● Data rows
● ● ●
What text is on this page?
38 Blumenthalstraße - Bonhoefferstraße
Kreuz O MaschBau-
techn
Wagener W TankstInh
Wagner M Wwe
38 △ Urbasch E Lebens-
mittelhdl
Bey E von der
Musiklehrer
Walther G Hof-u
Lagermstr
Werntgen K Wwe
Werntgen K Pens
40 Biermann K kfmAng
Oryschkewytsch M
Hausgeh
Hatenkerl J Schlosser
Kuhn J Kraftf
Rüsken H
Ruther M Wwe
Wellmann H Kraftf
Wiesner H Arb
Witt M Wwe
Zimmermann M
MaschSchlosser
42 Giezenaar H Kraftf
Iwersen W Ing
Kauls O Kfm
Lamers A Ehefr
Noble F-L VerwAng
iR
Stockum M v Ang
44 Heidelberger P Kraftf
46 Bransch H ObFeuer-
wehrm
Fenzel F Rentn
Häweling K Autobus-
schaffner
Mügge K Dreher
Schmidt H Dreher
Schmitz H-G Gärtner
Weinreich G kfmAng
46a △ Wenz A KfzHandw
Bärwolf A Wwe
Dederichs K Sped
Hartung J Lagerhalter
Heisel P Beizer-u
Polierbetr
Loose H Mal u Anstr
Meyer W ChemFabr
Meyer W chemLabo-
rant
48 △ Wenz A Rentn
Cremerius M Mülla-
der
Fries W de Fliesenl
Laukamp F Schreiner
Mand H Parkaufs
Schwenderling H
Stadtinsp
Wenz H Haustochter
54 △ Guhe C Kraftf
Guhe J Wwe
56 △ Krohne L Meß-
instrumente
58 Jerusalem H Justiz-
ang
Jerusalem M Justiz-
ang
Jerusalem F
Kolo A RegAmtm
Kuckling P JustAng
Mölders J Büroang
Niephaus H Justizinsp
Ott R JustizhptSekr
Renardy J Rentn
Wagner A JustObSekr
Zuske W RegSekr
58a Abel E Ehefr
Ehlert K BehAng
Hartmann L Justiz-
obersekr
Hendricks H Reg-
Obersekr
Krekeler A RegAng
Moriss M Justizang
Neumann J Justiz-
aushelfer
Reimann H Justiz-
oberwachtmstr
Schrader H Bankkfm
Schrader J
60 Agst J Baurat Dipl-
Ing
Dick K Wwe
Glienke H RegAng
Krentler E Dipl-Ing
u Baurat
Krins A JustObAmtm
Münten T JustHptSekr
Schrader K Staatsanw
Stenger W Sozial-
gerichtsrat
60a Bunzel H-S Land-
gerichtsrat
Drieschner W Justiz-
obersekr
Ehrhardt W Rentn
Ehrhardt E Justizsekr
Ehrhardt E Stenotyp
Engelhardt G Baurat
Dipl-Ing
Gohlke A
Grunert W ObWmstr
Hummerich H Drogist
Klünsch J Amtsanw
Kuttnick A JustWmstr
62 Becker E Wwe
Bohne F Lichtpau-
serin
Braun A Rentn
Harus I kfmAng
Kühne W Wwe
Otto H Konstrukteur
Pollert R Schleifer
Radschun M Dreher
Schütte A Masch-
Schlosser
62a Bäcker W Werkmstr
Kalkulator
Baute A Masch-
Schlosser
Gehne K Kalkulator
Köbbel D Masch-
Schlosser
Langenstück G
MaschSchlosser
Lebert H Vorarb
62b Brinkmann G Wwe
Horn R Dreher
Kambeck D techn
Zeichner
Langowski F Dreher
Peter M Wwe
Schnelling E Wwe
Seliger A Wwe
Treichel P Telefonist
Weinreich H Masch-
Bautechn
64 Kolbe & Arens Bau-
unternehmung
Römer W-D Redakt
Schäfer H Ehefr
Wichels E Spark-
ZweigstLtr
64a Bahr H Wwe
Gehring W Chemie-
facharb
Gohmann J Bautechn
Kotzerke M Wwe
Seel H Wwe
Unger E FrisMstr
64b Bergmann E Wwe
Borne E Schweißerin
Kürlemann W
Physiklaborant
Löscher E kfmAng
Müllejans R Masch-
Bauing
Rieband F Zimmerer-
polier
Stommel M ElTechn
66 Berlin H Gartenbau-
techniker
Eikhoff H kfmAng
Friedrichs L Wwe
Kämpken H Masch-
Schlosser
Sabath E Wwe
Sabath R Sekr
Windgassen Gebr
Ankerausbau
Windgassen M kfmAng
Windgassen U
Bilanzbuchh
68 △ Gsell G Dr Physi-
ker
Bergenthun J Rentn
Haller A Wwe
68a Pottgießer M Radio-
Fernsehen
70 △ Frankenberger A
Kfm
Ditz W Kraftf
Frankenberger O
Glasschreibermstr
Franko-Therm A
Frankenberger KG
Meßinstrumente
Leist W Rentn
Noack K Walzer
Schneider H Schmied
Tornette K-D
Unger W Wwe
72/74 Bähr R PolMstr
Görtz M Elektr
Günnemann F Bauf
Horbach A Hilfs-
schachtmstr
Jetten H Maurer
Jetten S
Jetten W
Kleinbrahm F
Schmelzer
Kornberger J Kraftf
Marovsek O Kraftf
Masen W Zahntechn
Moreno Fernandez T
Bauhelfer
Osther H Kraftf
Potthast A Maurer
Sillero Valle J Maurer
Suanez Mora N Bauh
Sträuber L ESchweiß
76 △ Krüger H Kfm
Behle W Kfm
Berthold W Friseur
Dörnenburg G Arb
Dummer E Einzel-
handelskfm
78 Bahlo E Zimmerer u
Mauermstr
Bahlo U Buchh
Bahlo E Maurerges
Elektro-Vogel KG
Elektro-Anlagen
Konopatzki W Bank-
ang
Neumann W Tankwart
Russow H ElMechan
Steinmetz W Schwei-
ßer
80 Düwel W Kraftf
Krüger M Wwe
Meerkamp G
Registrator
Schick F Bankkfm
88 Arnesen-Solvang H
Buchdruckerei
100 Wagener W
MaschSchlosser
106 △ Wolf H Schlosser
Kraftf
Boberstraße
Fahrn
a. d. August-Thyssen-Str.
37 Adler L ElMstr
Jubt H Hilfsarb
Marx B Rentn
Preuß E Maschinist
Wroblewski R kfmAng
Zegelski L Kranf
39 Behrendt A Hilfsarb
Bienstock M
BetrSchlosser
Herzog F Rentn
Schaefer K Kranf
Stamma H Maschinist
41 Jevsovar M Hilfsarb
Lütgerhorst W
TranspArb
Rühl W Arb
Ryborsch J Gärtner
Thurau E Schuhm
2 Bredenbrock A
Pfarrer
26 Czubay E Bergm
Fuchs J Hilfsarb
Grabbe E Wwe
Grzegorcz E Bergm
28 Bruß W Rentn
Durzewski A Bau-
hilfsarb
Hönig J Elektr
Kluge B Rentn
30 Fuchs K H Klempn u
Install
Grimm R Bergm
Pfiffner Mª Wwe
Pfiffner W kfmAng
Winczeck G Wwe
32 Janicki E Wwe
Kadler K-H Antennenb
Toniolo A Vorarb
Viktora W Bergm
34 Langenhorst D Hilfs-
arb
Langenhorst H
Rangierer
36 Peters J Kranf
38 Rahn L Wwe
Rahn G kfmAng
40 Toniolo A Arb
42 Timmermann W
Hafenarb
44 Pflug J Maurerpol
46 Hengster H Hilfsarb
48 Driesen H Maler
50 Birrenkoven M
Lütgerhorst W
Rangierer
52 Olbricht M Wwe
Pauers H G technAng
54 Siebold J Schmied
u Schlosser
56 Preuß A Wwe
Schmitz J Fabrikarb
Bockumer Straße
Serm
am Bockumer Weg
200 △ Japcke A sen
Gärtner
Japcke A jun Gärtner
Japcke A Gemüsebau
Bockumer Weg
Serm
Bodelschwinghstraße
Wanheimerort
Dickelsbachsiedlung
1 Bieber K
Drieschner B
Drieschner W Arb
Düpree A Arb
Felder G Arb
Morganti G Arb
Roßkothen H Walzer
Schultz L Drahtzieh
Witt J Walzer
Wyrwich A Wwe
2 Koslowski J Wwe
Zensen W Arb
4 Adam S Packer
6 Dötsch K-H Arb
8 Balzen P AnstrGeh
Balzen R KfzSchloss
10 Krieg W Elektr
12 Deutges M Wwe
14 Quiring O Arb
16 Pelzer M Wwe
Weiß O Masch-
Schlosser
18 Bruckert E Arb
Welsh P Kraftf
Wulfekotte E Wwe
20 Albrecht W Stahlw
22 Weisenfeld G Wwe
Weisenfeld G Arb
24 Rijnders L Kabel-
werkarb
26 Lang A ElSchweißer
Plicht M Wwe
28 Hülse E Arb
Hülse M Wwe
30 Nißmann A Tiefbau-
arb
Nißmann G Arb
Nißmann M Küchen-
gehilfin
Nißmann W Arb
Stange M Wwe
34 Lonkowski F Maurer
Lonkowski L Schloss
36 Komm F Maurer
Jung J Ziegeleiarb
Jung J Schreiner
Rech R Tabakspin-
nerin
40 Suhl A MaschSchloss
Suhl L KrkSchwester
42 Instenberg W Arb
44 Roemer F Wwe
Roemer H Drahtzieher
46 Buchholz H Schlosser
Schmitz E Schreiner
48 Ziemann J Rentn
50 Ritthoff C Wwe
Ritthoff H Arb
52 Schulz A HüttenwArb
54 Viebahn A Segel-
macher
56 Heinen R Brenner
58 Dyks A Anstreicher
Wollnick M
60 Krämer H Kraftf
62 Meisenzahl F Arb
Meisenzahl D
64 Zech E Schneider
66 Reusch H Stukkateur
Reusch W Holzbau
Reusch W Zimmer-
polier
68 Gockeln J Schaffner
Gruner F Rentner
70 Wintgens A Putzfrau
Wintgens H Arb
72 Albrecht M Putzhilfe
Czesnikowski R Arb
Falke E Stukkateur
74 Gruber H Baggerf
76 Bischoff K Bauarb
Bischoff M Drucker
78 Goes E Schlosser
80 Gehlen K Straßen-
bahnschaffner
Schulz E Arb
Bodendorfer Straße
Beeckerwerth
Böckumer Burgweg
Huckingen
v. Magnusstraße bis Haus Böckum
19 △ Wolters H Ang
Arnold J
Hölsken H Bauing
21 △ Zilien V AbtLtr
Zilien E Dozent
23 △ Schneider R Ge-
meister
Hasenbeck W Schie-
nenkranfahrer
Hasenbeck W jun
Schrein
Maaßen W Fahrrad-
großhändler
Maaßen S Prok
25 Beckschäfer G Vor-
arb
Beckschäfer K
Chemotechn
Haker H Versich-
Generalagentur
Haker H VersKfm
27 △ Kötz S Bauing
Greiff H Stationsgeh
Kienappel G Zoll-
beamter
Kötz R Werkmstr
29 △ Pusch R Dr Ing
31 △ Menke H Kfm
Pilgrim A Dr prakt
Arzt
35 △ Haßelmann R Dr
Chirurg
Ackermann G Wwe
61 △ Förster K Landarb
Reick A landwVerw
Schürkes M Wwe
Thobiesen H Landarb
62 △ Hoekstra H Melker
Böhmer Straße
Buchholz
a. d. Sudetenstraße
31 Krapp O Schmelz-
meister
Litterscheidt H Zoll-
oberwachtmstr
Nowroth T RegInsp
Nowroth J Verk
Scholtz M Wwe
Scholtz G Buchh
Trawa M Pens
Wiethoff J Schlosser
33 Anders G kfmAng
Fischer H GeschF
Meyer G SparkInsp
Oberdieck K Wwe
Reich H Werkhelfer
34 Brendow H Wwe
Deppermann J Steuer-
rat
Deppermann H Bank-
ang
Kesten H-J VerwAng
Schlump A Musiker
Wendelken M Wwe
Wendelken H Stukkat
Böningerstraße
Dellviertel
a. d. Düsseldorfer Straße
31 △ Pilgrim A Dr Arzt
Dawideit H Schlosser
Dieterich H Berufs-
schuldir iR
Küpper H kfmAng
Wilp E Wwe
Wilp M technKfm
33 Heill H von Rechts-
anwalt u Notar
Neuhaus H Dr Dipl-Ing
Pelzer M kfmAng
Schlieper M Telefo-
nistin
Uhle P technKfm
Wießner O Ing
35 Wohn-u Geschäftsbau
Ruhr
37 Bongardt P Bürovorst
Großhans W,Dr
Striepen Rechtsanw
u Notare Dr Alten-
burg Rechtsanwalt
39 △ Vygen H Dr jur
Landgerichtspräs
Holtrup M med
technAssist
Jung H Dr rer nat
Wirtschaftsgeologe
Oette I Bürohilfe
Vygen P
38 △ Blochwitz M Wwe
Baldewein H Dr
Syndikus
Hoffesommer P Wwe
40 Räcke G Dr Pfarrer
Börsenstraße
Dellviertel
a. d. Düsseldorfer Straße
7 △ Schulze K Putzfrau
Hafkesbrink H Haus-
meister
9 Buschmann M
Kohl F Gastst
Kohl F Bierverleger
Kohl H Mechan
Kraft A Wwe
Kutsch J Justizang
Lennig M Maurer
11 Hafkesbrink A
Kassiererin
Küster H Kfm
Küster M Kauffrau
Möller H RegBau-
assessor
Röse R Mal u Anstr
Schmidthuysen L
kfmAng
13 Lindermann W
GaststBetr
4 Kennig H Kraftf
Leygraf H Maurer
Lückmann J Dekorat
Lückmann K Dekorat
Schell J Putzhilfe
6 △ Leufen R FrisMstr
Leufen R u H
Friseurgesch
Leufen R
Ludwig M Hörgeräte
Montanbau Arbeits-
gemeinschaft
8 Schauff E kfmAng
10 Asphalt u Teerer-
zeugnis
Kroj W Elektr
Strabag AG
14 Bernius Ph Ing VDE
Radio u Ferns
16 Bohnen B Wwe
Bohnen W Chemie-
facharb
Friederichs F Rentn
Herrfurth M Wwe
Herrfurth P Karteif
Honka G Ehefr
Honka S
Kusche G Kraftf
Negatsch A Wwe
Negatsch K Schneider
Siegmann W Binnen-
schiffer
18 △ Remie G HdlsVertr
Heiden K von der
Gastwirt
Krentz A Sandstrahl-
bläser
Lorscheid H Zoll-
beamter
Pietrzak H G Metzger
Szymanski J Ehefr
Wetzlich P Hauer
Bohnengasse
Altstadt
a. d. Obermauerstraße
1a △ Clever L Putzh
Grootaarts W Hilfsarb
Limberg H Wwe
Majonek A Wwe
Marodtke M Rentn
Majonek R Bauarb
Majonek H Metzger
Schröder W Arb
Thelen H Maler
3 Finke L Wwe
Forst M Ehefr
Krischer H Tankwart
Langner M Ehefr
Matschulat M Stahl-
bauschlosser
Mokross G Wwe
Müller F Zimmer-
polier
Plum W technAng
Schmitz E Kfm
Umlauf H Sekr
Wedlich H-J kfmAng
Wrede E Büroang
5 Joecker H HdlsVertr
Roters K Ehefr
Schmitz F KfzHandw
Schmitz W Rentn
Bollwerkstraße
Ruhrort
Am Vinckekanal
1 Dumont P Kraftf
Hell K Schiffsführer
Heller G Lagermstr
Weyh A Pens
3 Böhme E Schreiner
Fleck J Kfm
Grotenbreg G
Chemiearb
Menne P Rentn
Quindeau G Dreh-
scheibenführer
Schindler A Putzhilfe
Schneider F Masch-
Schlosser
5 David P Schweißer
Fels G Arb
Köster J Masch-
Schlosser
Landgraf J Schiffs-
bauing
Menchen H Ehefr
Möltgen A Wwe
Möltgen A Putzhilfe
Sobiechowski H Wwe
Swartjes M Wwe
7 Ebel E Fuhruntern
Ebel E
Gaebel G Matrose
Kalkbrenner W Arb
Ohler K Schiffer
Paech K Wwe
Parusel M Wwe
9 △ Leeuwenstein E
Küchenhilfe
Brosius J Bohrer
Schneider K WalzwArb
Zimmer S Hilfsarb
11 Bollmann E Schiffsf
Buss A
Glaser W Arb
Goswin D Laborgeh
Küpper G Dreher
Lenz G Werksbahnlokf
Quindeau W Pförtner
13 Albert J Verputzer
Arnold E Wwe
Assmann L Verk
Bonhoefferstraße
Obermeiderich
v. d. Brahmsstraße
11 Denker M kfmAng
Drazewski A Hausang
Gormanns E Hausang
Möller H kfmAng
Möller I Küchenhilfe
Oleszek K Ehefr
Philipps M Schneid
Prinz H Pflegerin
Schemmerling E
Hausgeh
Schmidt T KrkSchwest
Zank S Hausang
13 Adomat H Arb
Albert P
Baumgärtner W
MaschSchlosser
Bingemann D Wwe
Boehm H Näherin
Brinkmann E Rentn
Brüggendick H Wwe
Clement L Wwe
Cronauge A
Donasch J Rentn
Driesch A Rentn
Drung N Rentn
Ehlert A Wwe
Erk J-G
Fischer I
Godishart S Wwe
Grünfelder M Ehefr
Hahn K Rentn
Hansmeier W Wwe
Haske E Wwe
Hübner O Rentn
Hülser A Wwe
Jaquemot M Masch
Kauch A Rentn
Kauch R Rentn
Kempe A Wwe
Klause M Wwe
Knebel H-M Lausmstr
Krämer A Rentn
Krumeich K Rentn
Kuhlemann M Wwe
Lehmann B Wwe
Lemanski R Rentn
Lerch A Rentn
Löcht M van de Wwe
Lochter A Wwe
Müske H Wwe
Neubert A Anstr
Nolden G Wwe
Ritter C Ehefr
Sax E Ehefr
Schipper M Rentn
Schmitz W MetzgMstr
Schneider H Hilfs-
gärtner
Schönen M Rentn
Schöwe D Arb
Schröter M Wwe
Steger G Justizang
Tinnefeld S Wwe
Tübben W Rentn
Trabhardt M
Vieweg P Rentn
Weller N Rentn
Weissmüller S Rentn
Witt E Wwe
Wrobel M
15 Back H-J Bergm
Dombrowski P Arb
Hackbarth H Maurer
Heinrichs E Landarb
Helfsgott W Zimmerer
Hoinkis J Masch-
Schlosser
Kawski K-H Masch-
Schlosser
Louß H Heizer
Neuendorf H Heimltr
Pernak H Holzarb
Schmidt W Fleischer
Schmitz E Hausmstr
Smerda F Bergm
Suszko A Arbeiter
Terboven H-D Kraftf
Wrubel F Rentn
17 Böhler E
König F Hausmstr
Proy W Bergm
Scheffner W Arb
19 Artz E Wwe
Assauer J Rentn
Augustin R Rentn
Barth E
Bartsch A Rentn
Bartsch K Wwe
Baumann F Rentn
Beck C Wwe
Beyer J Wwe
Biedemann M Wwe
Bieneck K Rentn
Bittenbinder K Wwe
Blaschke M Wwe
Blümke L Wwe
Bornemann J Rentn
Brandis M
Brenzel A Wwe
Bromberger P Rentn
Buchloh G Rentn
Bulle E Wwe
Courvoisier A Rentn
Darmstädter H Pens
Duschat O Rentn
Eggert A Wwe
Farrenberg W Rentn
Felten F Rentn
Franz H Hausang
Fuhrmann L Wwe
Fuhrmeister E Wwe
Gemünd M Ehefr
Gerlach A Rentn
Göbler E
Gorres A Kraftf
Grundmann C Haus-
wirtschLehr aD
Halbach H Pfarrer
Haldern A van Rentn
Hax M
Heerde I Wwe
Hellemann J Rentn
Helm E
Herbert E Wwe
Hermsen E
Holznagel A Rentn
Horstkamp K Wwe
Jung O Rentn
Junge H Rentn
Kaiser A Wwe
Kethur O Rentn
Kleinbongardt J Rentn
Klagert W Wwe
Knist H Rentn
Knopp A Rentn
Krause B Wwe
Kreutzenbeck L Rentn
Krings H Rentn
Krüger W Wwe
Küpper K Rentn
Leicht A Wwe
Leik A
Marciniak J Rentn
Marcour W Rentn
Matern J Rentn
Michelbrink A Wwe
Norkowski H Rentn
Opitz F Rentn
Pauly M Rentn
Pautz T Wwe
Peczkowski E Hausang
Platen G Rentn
● ● ●
● Stated goal
Find the string "Hausang" in the records, then copy each line where it occurs.

● Exercise response
Drazewski A Hausang
Gormanns E Hausang
Zank S Hausang
Franz H Hausang
Peczkowski E Hausang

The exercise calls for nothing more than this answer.